## [Stated goal]
Every record should be copied exactly, except that pictures are to be omitted.

## [Saved data entries]
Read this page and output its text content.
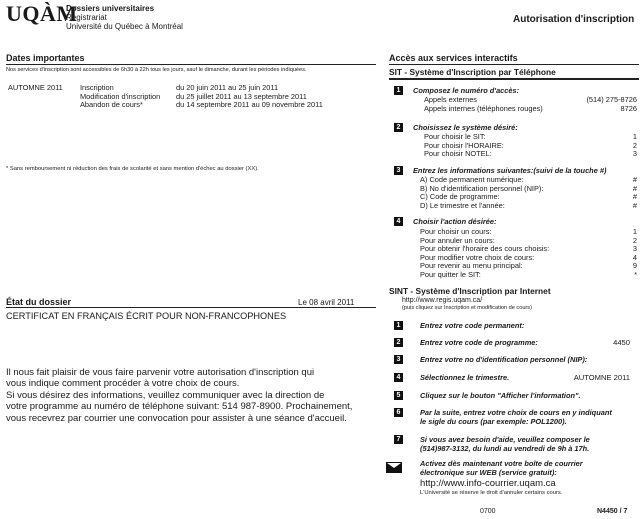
UQÀM
Dossiers universitaires
Registrariat
Université du Québec à Montréal
Autorisation d'inscription
Dates importantes
Nos services d'inscription sont accessibles de 6h30 à 22h tous les jours, sauf le dimanche, durant les périodes indiquées.
AUTOMNE 2011 Inscription	du 20 juin 2011 au 25 juin 2011
Modification d'inscription du 25 juillet 2011 au 13 septembre 2011
Abandon de cours*	du 14 septembre 2011 au 09 novembre 2011
* Sans remboursement ni réduction des frais de scolarité et sans mention d'échec au dossier (XX).
État du dossier	Le 08 avril 2011
CERTIFICAT EN FRANÇAIS ÉCRIT POUR NON-FRANCOPHONES
Il nous fait plaisir de vous faire parvenir votre autorisation d'inscription qui
vous indique comment procéder à votre choix de cours.
Si vous désirez des informations, veuillez communiquer avec la direction de
votre programme au numéro de téléphone suivant: 514 987-8900. Prochainement,
vous recevrez par courrier une convocation pour assister à une séance d'accueil.
Accès aux services interactifs
SIT - Système d'Inscription par Téléphone
1	Composez le numéro d'accès:
Appels externes	(514) 275-8726
Appels internes (téléphones rouges)	8726
2	Choisissez le système désiré:
Pour choisir le SIT:	1
Pour choisir l'HORAIRE:	2
Pour choisir NOTEL:	3
3	Entrez les informations suivantes:(suivi de la touche #)
A) Code permanent numérique:	#
B) No d'identification personnel (NIP):	#
C) Code de programme:	#
D) Le trimestre et l'année:	#
4	Choisir l'action désirée:
Pour choisir un cours:	1
Pour annuler un cours:	2
Pour obtenir l'horaire des cours choisis:	3
Pour modifier votre choix de cours:	4
Pour revenir au menu principal:	9
Pour quitter le SIT:	*
SINT - Système d'Inscription par Internet
http://www.regis.uqam.ca/
(puis cliquez sur Inscription et modification de cours)
1	Entrez votre code permanent:
2	Entrez votre code de programme:	4450
3	Entrez votre no d'identification personnel (NIP):
4	Sélectionnez le trimestre.	AUTOMNE 2011
5	Cliquez sur le bouton "Afficher l'information".
6	Par la suite, entrez votre choix de cours en y indiquant
le sigle du cours (par exemple: POL1200).
7	Si vous avez besoin d'aide, veuillez composer le
(514)987-3132, du lundi au vendredi de 9h à 17h.
Activez dès maintenant votre boîte de courrier
électronique sur WEB (service gratuit):
http://www.info-courrier.uqam.ca
L'Université se réserve le droit d'annuler certains cours.
0700	N4450 / 7
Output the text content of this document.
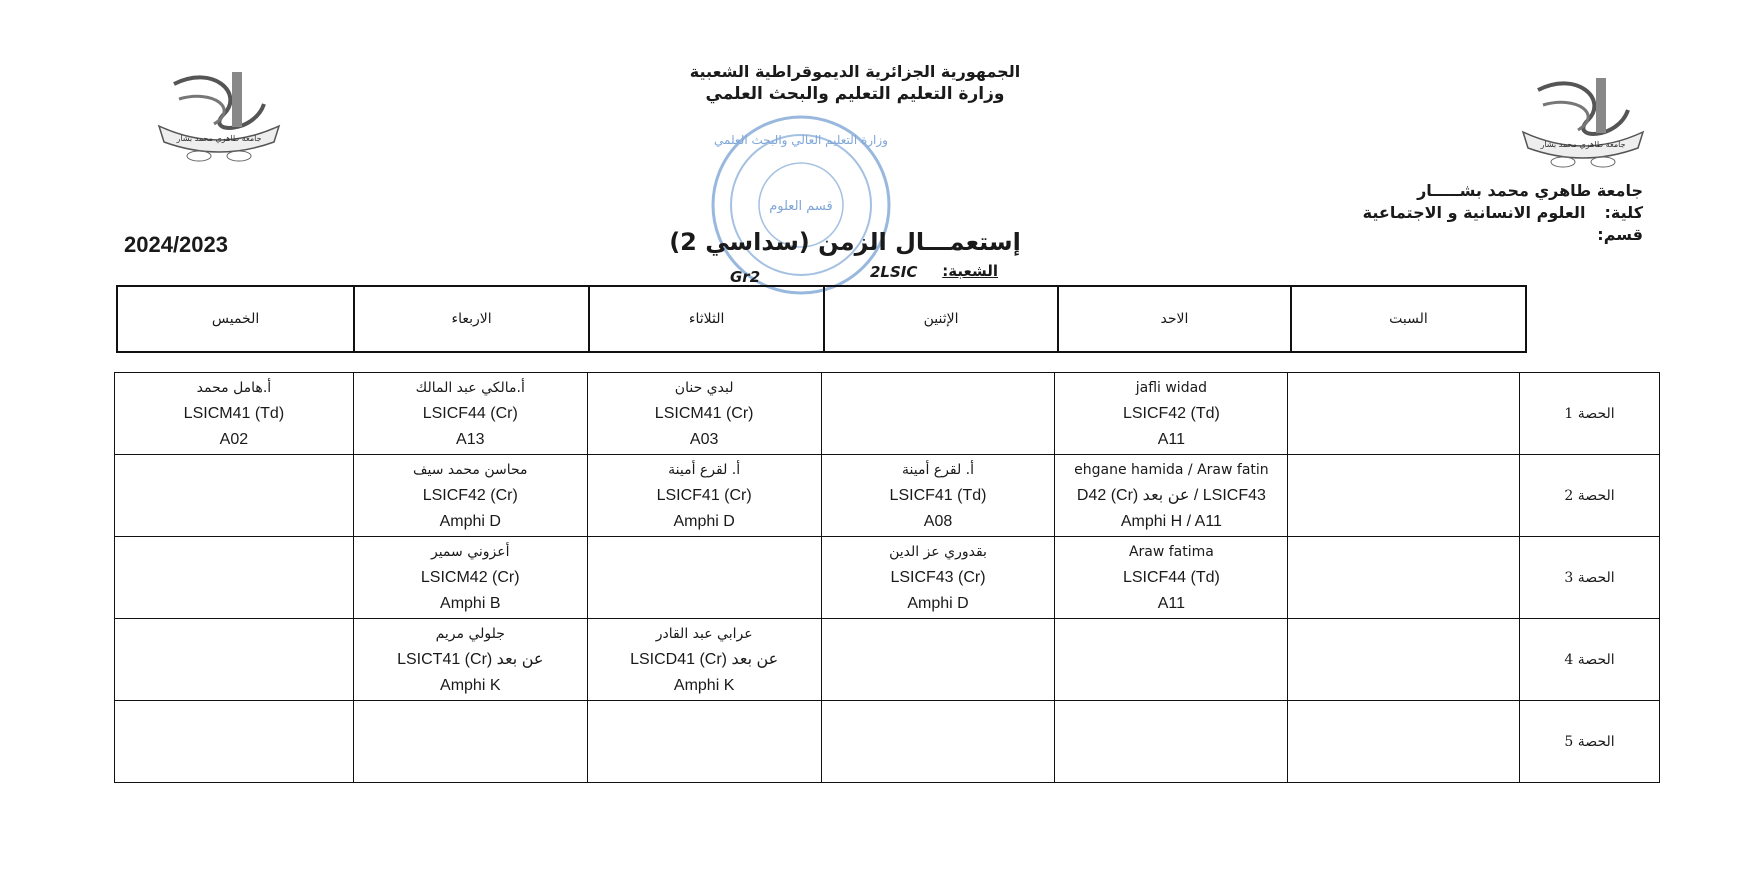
جامعة طاهري محمد بشار
جامعة طاهري محمد بشار
وزارة التعليم العالي والبحث العلمي
قسم العلوم
الجمهورية الجزائرية الديموقراطية الشعبية
وزارة التعليم التعليم والبحث العلمي
جامعة طاهري محمد بشـــــار
كلية: العلوم الانسانية و الاجتماعية
قسم:
2024/2023	إستعمـــال الزمن (سداسي 2)
الشعبة:
2LSIC
Gr2
الخميس	الاربعاء	الثلاثاء	الإثنين	الاحد	السبت
أ.هامل محمد
LSICM41 (Td)
A02	أ.مالكي عبد المالك
LSICF44 (Cr)
A13	لبدي حنان
LSICM41 (Cr)
A03		jafli widad
LSICF42 (Td)
A11		الحصة 1

	محاسن محمد سيف
LSICF42 (Cr)
Amphi D	أ. لقرع أمينة
LSICF41 (Cr)
Amphi D	أ. لقرع أمينة
LSICF41 (Td)
A08	ehgane hamida / Araw fatin
D42 (Cr) عن بعد / LSICF43
Amphi H / A11		الحصة 2

	أعزوني سمير
LSICM42 (Cr)
Amphi B		بقدوري عز الدين
LSICF43 (Cr)
Amphi D	Araw fatima
LSICF44 (Td)
A11		الحصة 3

	جلولي مريم
LSICT41 (Cr) عن بعد
Amphi K	عرابي عبد القادر
LSICD41 (Cr) عن بعد
Amphi K				الحصة 4
						الحصة 5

## [Answer to this task]
Read this page and output its text content.
UQÀM
Dossiers universitaires
Registrariat
Université du Québec à Montréal
Autorisation d'inscription
Dates importantes
Nos services d'inscription sont accessibles de 6h30 à 22h tous les jours, sauf le dimanche, durant les périodes indiquées.
AUTOMNE 2011 Inscription	du 20 juin 2011 au 25 juin 2011
Modification d'inscription du 25 juillet 2011 au 13 septembre 2011
Abandon de cours*	du 14 septembre 2011 au 09 novembre 2011
* Sans remboursement ni réduction des frais de scolarité et sans mention d'échec au dossier (XX).
État du dossier	Le 08 avril 2011
CERTIFICAT EN FRANÇAIS ÉCRIT POUR NON-FRANCOPHONES
Il nous fait plaisir de vous faire parvenir votre autorisation d'inscription qui
vous indique comment procéder à votre choix de cours.
Si vous désirez des informations, veuillez communiquer avec la direction de
votre programme au numéro de téléphone suivant: 514 987-8900. Prochainement,
vous recevrez par courrier une convocation pour assister à une séance d'accueil.
Accès aux services interactifs
SIT - Système d'Inscription par Téléphone
1	Composez le numéro d'accès:
Appels externes	(514) 275-8726
Appels internes (téléphones rouges)	8726
2	Choisissez le système désiré:
Pour choisir le SIT:	1
Pour choisir l'HORAIRE:	2
Pour choisir NOTEL:	3
3	Entrez les informations suivantes:(suivi de la touche #)
A) Code permanent numérique:	#
B) No d'identification personnel (NIP):	#
C) Code de programme:	#
D) Le trimestre et l'année:	#
4	Choisir l'action désirée:
Pour choisir un cours:	1
Pour annuler un cours:	2
Pour obtenir l'horaire des cours choisis:	3
Pour modifier votre choix de cours:	4
Pour revenir au menu principal:	9
Pour quitter le SIT:	*
SINT - Système d'Inscription par Internet
http://www.regis.uqam.ca/
(puis cliquez sur Inscription et modification de cours)
1	Entrez votre code permanent:
2	Entrez votre code de programme:	4450
3	Entrez votre no d'identification personnel (NIP):
4	Sélectionnez le trimestre.	AUTOMNE 2011
5	Cliquez sur le bouton "Afficher l'information".
6	Par la suite, entrez votre choix de cours en y indiquant
le sigle du cours (par exemple: POL1200).
7	Si vous avez besoin d'aide, veuillez composer le
(514)987-3132, du lundi au vendredi de 9h à 17h.
Activez dès maintenant votre boîte de courrier
électronique sur WEB (service gratuit):
http://www.info-courrier.uqam.ca
L'Université se réserve le droit d'annuler certains cours.
0700	N4450 / 7
Output the text content of this document.
جامعة طاهري محمد بشار
جامعة طاهري محمد بشار
وزارة التعليم العالي والبحث العلمي
قسم العلوم
الجمهورية الجزائرية الديموقراطية الشعبية
وزارة التعليم التعليم والبحث العلمي
جامعة طاهري محمد بشـــــار
كلية: العلوم الانسانية و الاجتماعية
قسم:
2024/2023	إستعمـــال الزمن (سداسي 2)
الشعبة:
2LSIC
Gr2
الخميس	الاربعاء	الثلاثاء	الإثنين	الاحد	السبت
أ.هامل محمد
LSICM41 (Td)
A02	أ.مالكي عبد المالك
LSICF44 (Cr)
A13	لبدي حنان
LSICM41 (Cr)
A03		jafli widad
LSICF42 (Td)
A11		الحصة 1

	محاسن محمد سيف
LSICF42 (Cr)
Amphi D	أ. لقرع أمينة
LSICF41 (Cr)
Amphi D	أ. لقرع أمينة
LSICF41 (Td)
A08	ehgane hamida / Araw fatin
D42 (Cr) عن بعد / LSICF43
Amphi H / A11		الحصة 2

	أعزوني سمير
LSICM42 (Cr)
Amphi B		بقدوري عز الدين
LSICF43 (Cr)
Amphi D	Araw fatima
LSICF44 (Td)
A11		الحصة 3

	جلولي مريم
LSICT41 (Cr) عن بعد
Amphi K	عرابي عبد القادر
LSICD41 (Cr) عن بعد
Amphi K				الحصة 4
						الحصة 5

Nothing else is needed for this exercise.